(Source data begins)

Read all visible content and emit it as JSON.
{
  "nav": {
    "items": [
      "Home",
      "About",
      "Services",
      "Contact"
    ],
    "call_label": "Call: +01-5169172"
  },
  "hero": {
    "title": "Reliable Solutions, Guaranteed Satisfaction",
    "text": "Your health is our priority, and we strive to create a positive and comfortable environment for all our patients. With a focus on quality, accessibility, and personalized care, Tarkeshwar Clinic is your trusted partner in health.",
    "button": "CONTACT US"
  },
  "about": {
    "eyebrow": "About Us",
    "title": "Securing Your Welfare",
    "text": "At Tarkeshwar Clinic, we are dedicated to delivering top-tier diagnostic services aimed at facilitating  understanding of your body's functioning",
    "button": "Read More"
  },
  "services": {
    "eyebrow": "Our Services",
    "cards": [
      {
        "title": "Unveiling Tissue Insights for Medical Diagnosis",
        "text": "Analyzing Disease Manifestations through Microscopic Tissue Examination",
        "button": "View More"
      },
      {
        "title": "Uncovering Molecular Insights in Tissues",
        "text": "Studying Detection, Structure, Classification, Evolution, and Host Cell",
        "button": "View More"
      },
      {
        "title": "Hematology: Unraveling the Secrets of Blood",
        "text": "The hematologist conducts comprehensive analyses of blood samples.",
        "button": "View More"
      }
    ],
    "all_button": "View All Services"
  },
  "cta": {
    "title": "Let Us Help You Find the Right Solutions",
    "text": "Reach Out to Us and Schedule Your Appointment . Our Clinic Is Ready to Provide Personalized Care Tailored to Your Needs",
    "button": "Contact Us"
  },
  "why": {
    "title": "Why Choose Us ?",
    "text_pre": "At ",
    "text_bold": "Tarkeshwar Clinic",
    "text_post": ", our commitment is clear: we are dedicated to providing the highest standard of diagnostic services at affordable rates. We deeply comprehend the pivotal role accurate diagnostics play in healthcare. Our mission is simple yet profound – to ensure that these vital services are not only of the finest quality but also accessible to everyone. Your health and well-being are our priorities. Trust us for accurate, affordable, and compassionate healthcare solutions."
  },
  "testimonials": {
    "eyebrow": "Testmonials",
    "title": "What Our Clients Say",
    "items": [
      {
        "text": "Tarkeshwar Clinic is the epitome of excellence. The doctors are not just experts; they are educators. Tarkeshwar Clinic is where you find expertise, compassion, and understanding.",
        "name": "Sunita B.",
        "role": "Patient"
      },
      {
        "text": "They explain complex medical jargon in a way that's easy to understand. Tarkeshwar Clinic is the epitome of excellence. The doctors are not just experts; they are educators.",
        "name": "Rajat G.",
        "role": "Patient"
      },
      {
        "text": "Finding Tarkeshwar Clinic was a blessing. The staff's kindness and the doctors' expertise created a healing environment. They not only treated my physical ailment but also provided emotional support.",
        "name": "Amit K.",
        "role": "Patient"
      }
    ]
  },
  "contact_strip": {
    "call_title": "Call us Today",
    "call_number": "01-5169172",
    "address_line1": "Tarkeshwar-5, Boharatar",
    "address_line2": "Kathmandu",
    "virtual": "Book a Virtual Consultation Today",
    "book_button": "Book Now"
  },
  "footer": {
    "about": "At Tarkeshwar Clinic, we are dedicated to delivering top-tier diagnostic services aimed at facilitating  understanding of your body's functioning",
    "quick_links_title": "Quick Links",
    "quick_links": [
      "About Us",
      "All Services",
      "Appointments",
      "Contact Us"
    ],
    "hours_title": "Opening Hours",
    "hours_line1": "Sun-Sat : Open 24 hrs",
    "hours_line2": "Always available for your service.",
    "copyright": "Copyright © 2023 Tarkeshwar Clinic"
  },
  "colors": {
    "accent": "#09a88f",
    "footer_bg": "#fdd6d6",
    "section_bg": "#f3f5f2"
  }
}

(Source data ends)

◆ **Task goal**:
Go through the data above and repeat all of it exactly.

◆ **Response area**:
Read all visible content and emit it as JSON.
{
  "nav": {
    "items": [
      "Home",
      "About",
      "Services",
      "Contact"
    ],
    "call_label": "Call: +01-5169172"
  },
  "hero": {
    "title": "Reliable Solutions, Guaranteed Satisfaction",
    "text": "Your health is our priority, and we strive to create a positive and comfortable environment for all our patients. With a focus on quality, accessibility, and personalized care, Tarkeshwar Clinic is your trusted partner in health.",
    "button": "CONTACT US"
  },
  "about": {
    "eyebrow": "About Us",
    "title": "Securing Your Welfare",
    "text": "At Tarkeshwar Clinic, we are dedicated to delivering top-tier diagnostic services aimed at facilitating  understanding of your body's functioning",
    "button": "Read More"
  },
  "services": {
    "eyebrow": "Our Services",
    "cards": [
      {
        "title": "Unveiling Tissue Insights for Medical Diagnosis",
        "text": "Analyzing Disease Manifestations through Microscopic Tissue Examination",
        "button": "View More"
      },
      {
        "title": "Uncovering Molecular Insights in Tissues",
        "text": "Studying Detection, Structure, Classification, Evolution, and Host Cell",
        "button": "View More"
      },
      {
        "title": "Hematology: Unraveling the Secrets of Blood",
        "text": "The hematologist conducts comprehensive analyses of blood samples.",
        "button": "View More"
      }
    ],
    "all_button": "View All Services"
  },
  "cta": {
    "title": "Let Us Help You Find the Right Solutions",
    "text": "Reach Out to Us and Schedule Your Appointment . Our Clinic Is Ready to Provide Personalized Care Tailored to Your Needs",
    "button": "Contact Us"
  },
  "why": {
    "title": "Why Choose Us ?",
    "text_pre": "At ",
    "text_bold": "Tarkeshwar Clinic",
    "text_post": ", our commitment is clear: we are dedicated to providing the highest standard of diagnostic services at affordable rates. We deeply comprehend the pivotal role accurate diagnostics play in healthcare. Our mission is simple yet profound – to ensure that these vital services are not only of the finest quality but also accessible to everyone. Your health and well-being are our priorities. Trust us for accurate, affordable, and compassionate healthcare solutions."
  },
  "testimonials": {
    "eyebrow": "Testmonials",
    "title": "What Our Clients Say",
    "items": [
      {
        "text": "Tarkeshwar Clinic is the epitome of excellence. The doctors are not just experts; they are educators. Tarkeshwar Clinic is where you find expertise, compassion, and understanding.",
        "name": "Sunita B.",
        "role": "Patient"
      },
      {
        "text": "They explain complex medical jargon in a way that's easy to understand. Tarkeshwar Clinic is the epitome of excellence. The doctors are not just experts; they are educators.",
        "name": "Rajat G.",
        "role": "Patient"
      },
      {
        "text": "Finding Tarkeshwar Clinic was a blessing. The staff's kindness and the doctors' expertise created a healing environment. They not only treated my physical ailment but also provided emotional support.",
        "name": "Amit K.",
        "role": "Patient"
      }
    ]
  },
  "contact_strip": {
    "call_title": "Call us Today",
    "call_number": "01-5169172",
    "address_line1": "Tarkeshwar-5, Boharatar",
    "address_line2": "Kathmandu",
    "virtual": "Book a Virtual Consultation Today",
    "book_button": "Book Now"
  },
  "footer": {
    "about": "At Tarkeshwar Clinic, we are dedicated to delivering top-tier diagnostic services aimed at facilitating  understanding of your body's functioning",
    "quick_links_title": "Quick Links",
    "quick_links": [
      "About Us",
      "All Services",
      "Appointments",
      "Contact Us"
    ],
    "hours_title": "Opening Hours",
    "hours_line1": "Sun-Sat : Open 24 hrs",
    "hours_line2": "Always available for your service.",
    "copyright": "Copyright © 2023 Tarkeshwar Clinic"
  },
  "colors": {
    "accent": "#09a88f",
    "footer_bg": "#fdd6d6",
    "section_bg": "#f3f5f2"
  }
}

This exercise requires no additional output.